Records of where elements appear:
>> start

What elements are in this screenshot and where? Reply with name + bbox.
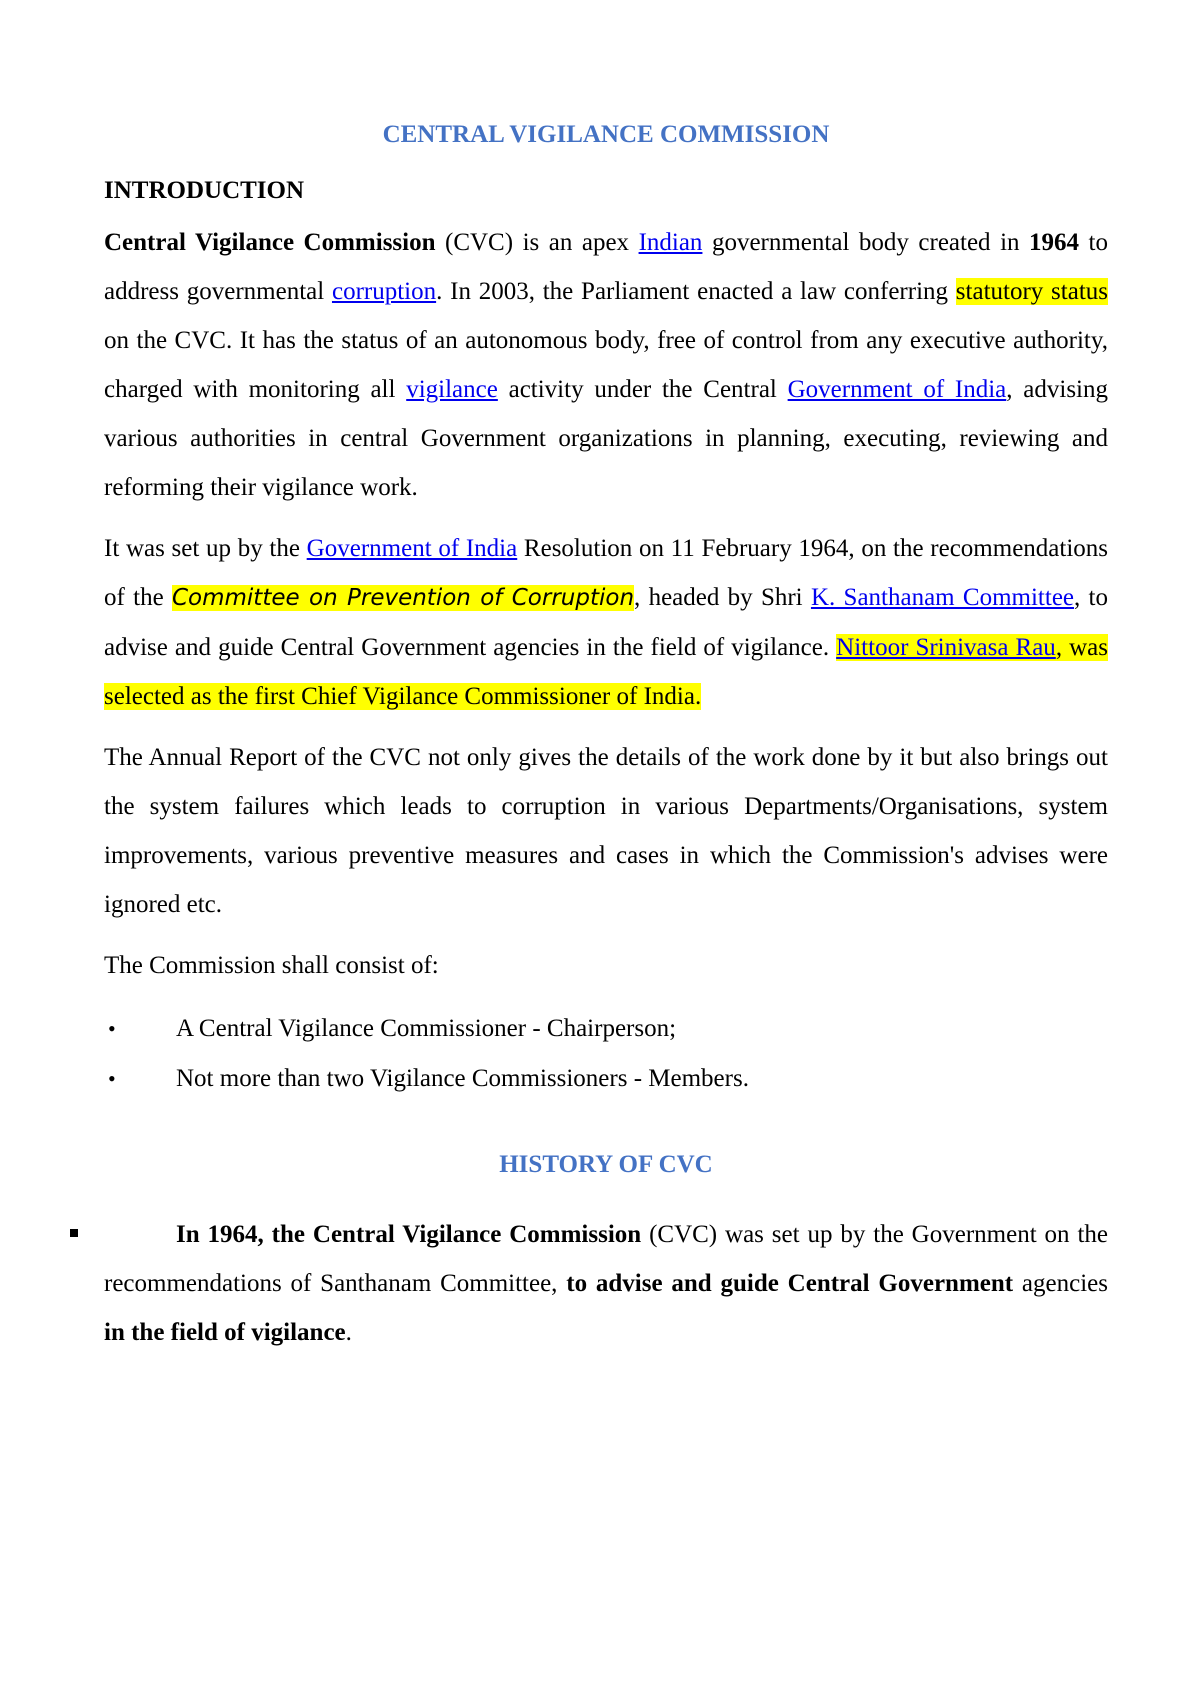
text-run: , headed by Shri xyxy=(634,584,811,611)
text-run: . xyxy=(345,1319,352,1346)
text-run: . In 2003, the Parliament enacted a law conferring xyxy=(436,278,956,305)
bullet-icon: • xyxy=(108,1016,116,1041)
page-title: CENTRAL VIGILANCE COMMISSION xyxy=(382,121,830,148)
commission-members-list xyxy=(104,1004,1108,1104)
composition-intro: The Commission shall consist of: xyxy=(104,952,439,979)
text-run: governmental body created in xyxy=(702,229,1030,256)
list-item-text: A Central Vigilance Commissioner - Chairperson; xyxy=(176,1015,677,1042)
text-run: It was set up by the xyxy=(104,535,307,562)
history-bold-text: to advise and guide Central Government xyxy=(566,1270,1014,1297)
text-run: , advising various authorities in central Government organizations in planning, executing, reviewing and reforming their vigilance work. xyxy=(104,376,1108,501)
text-run: agencies xyxy=(1013,1270,1108,1297)
annual-report-paragraph: The Annual Report of the CVC not only gives the details of the work done by it but also brings out the system failures which leads to corruption in various Departments/Organisations, system improvements, various preventive measures and cases in which the Commission's advises were ignored etc. xyxy=(104,744,1108,918)
text-run: activity under the Central xyxy=(497,376,788,403)
link-government-of-india[interactable]: Government of India xyxy=(787,376,1007,403)
introduction-heading: INTRODUCTION xyxy=(104,177,305,204)
setup-paragraph xyxy=(104,524,1108,721)
square-bullet-icon xyxy=(70,1229,78,1237)
intro-paragraph xyxy=(104,218,1108,512)
history-item xyxy=(104,1210,1108,1357)
text-run: on the CVC. It has the status of an autonomous body, free of control from any executive authority, charged with monitoring all xyxy=(104,327,1108,403)
link-indian[interactable]: Indian xyxy=(638,229,703,256)
history-heading: HISTORY OF CVC xyxy=(499,1151,713,1178)
list-item xyxy=(104,1054,1108,1104)
text-run: , was selected as the first Chief Vigilance Commissioner of India. xyxy=(104,634,1108,710)
list-item-text: Not more than two Vigilance Commissioners - Members. xyxy=(176,1065,749,1092)
highlight-committee-name: Committee on Prevention of Corruption xyxy=(171,585,635,611)
highlight-statutory-status: statutory status xyxy=(955,278,1108,305)
list-item xyxy=(104,1004,1108,1054)
history-bold-text: in the field of vigilance xyxy=(104,1319,346,1346)
text-run: to address governmental xyxy=(104,229,1108,305)
bullet-icon: • xyxy=(108,1066,116,1091)
link-nittoor-srinivasa-rau[interactable]: Nittoor Srinivasa Rau xyxy=(836,634,1056,661)
text-run: Resolution on 11 February 1964, on the recommendations of the xyxy=(104,535,1109,611)
cvc-bold-text: Central Vigilance Commission xyxy=(104,229,436,256)
link-government-of-india-2[interactable]: Government of India xyxy=(306,535,518,562)
text-run: (CVC) is an apex xyxy=(435,229,639,256)
year-bold-text: 1964 xyxy=(1029,229,1080,256)
link-corruption[interactable]: corruption xyxy=(331,278,437,305)
history-paragraph xyxy=(104,1210,1108,1357)
document-body xyxy=(104,118,1108,1357)
link-santhanam-committee[interactable]: K. Santhanam Committee xyxy=(810,584,1075,611)
text-run: , to advise and guide Central Government agencies in the field of vigilance. xyxy=(104,584,1109,661)
text-run: (CVC) was set up by the Government on the recommendations of Santhanam Committee, xyxy=(104,1221,1108,1297)
link-vigilance[interactable]: vigilance xyxy=(406,376,498,403)
history-bold-text: In 1964, the Central Vigilance Commission xyxy=(176,1221,642,1248)
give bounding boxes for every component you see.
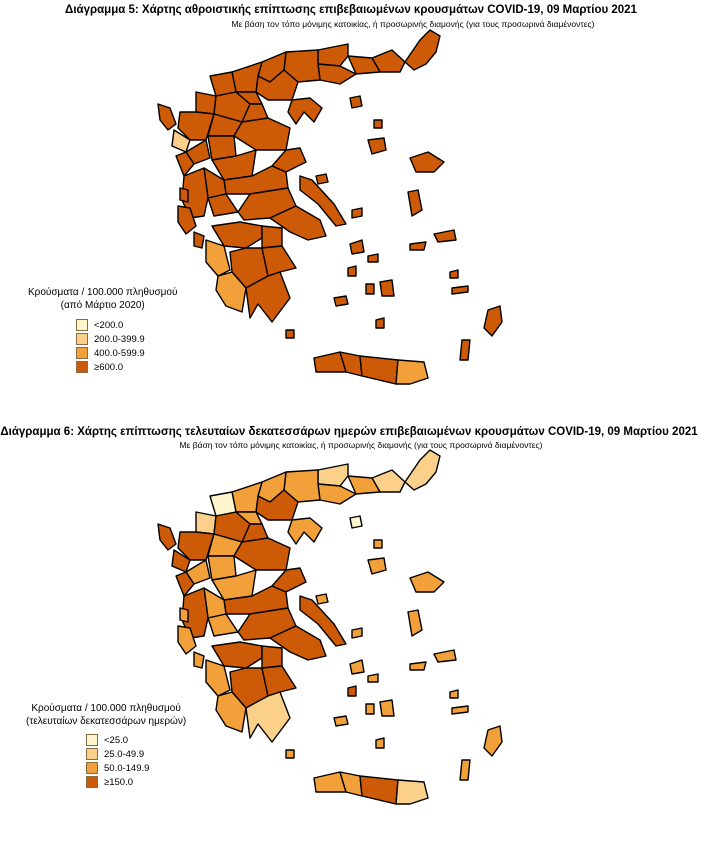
region-kastoria	[196, 512, 216, 534]
region-samothraki	[374, 540, 382, 548]
chart-subtitle: Με βάση τον τόπο μόνιμης κατοικίας, ή προσωρινής διαμονής (για τους προσωρινά διαμένοντες)	[231, 19, 595, 29]
region-zakynthos	[194, 652, 204, 668]
region-naxos	[380, 700, 394, 716]
legend-label: 25.0-49.9	[104, 748, 145, 760]
region-lemnos	[368, 138, 386, 154]
regions-group	[158, 450, 502, 804]
legend-subtitle: (από Μάρτιο 2020)	[60, 300, 145, 311]
region-lefkada	[180, 608, 188, 622]
region-fokida	[208, 194, 238, 216]
region-syros	[348, 686, 356, 696]
legend-label: 200.0-399.9	[94, 333, 145, 345]
legend-swatch	[86, 762, 98, 774]
region-korinthia	[262, 646, 282, 668]
legend-label: <25.0	[104, 734, 129, 746]
legend-item	[76, 346, 177, 360]
legend-title: Κρούσματα / 100.000 πληθυσμού	[31, 703, 181, 714]
legend-swatch	[76, 333, 88, 345]
legend-item	[86, 775, 186, 789]
region-samothraki	[374, 120, 382, 128]
region-thasos	[350, 516, 362, 528]
region-skopelos	[316, 174, 328, 184]
legend-swatch	[76, 347, 88, 359]
legend-swatch	[86, 748, 98, 760]
map-panel-14day	[0, 420, 702, 842]
region-paros	[366, 284, 374, 294]
legend-item	[86, 733, 186, 747]
region-skopelos	[316, 594, 328, 604]
legend-item	[76, 318, 177, 332]
region-lesvos	[410, 152, 444, 172]
legend-swatch	[86, 776, 98, 788]
legend-label: ≥600.0	[94, 361, 123, 373]
region-lesvos	[410, 572, 444, 592]
chart-title: Διάγραμμα 5: Χάρτης αθροιστικής επίπτωσης επιβεβαιωμένων κρουσμάτων COVID-19, 09 Μαρτίου 2021	[65, 4, 637, 16]
region-zakynthos	[194, 232, 204, 248]
region-chalkidiki	[288, 518, 322, 544]
region-chios	[408, 190, 422, 216]
region-skyros	[352, 628, 362, 638]
region-fokida	[208, 614, 238, 636]
region-drama	[318, 464, 348, 486]
region-syros	[348, 266, 356, 276]
region-samos	[434, 650, 456, 662]
region-kalymnos	[450, 270, 458, 278]
region-kythira	[286, 750, 294, 758]
legend-subtitle: (τελευταίων δεκατεσσάρων ημερών)	[26, 716, 187, 727]
region-kastoria	[196, 92, 216, 114]
region-kerkyra	[158, 104, 176, 130]
region-tinos	[368, 674, 378, 682]
legend-swatch	[86, 734, 98, 746]
legend-item	[76, 360, 177, 374]
region-larisa	[234, 538, 290, 570]
region-larisa	[234, 118, 290, 150]
legend-title: Κρούσματα / 100.000 πληθυσμού	[28, 287, 178, 298]
region-tinos	[368, 254, 378, 262]
region-karpathos	[460, 340, 470, 360]
region-chalkidiki	[288, 98, 322, 124]
region-naxos	[380, 280, 394, 296]
region-rodos	[484, 306, 502, 336]
legend-label: 50.0-149.9	[104, 762, 150, 774]
region-kythira	[286, 330, 294, 338]
legend-label: 400.0-599.9	[94, 347, 145, 359]
region-kerkyra	[158, 524, 176, 550]
legend-item	[86, 747, 186, 761]
chart-title: Διάγραμμα 6: Χάρτης επίπτωσης τελευταίων δεκατεσσάρων ημερών επιβεβαιωμένων κρουσμάτων COVID-19, 09 Μαρτίου 2021	[0, 426, 698, 438]
region-thasos	[350, 96, 362, 108]
region-evros	[405, 30, 440, 70]
region-lasithi	[396, 360, 428, 384]
regions-group	[158, 30, 502, 384]
region-andros	[350, 660, 364, 674]
region-andros	[350, 240, 364, 254]
region-irakleio	[360, 356, 398, 384]
region-rodos	[484, 726, 502, 756]
legend-item	[86, 761, 186, 775]
legend-label: ≥150.0	[104, 776, 133, 788]
region-kalymnos	[450, 690, 458, 698]
region-kos	[452, 706, 468, 714]
region-argolida	[262, 666, 296, 696]
region-ikaria	[410, 662, 426, 670]
region-kavala	[318, 484, 356, 504]
region-milos	[334, 716, 348, 726]
legend-label: <200.0	[94, 319, 124, 331]
region-evros	[405, 450, 440, 490]
region-chios	[408, 610, 422, 636]
legend	[28, 286, 177, 374]
region-korinthia	[262, 226, 282, 248]
region-thira	[376, 738, 384, 748]
region-argolida	[262, 246, 296, 276]
region-samos	[434, 230, 456, 242]
chart-subtitle: Με βάση τον τόπο μόνιμης κατοικίας, ή προσωρινής διαμονής (για τους προσωρινά διαμένοντες)	[179, 440, 543, 450]
legend	[26, 702, 186, 789]
region-milos	[334, 296, 348, 306]
region-lemnos	[368, 558, 386, 574]
region-drama	[318, 44, 348, 66]
region-thira	[376, 318, 384, 328]
region-irakleio	[360, 776, 398, 804]
region-ikaria	[410, 242, 426, 250]
map-panel-cumulative	[0, 0, 702, 420]
region-lasithi	[396, 780, 428, 804]
region-skyros	[352, 208, 362, 218]
region-lefkada	[180, 188, 188, 202]
legend-item	[76, 332, 177, 346]
region-karpathos	[460, 760, 470, 780]
region-kos	[452, 286, 468, 294]
legend-swatch	[76, 319, 88, 331]
region-kavala	[318, 64, 356, 84]
region-paros	[366, 704, 374, 714]
legend-swatch	[76, 361, 88, 373]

>> end

OBJECTIVE ▸ Can you recast the data as a numbered list, starting with the line that contains "text-run: , headed" and going on through the line that contains "composition-intro: The Commission", leaving out any blank lines?

TASK RESPONSE ▸
1. text-run: , headed by Shri xyxy=(634,584,811,611)
2. text-run: . xyxy=(345,1319,352,1346)
3. text-run: . In 2003, the Parliament enacted a law conferring xyxy=(436,278,956,305)
4. bullet-icon: • xyxy=(108,1016,116,1041)
5. page-title: CENTRAL VIGILANCE COMMISSION xyxy=(382,121,830,148)
6. commission-members-list xyxy=(104,1004,1108,1104)
7. composition-intro: The Commission shall consist of: xyxy=(104,952,439,979)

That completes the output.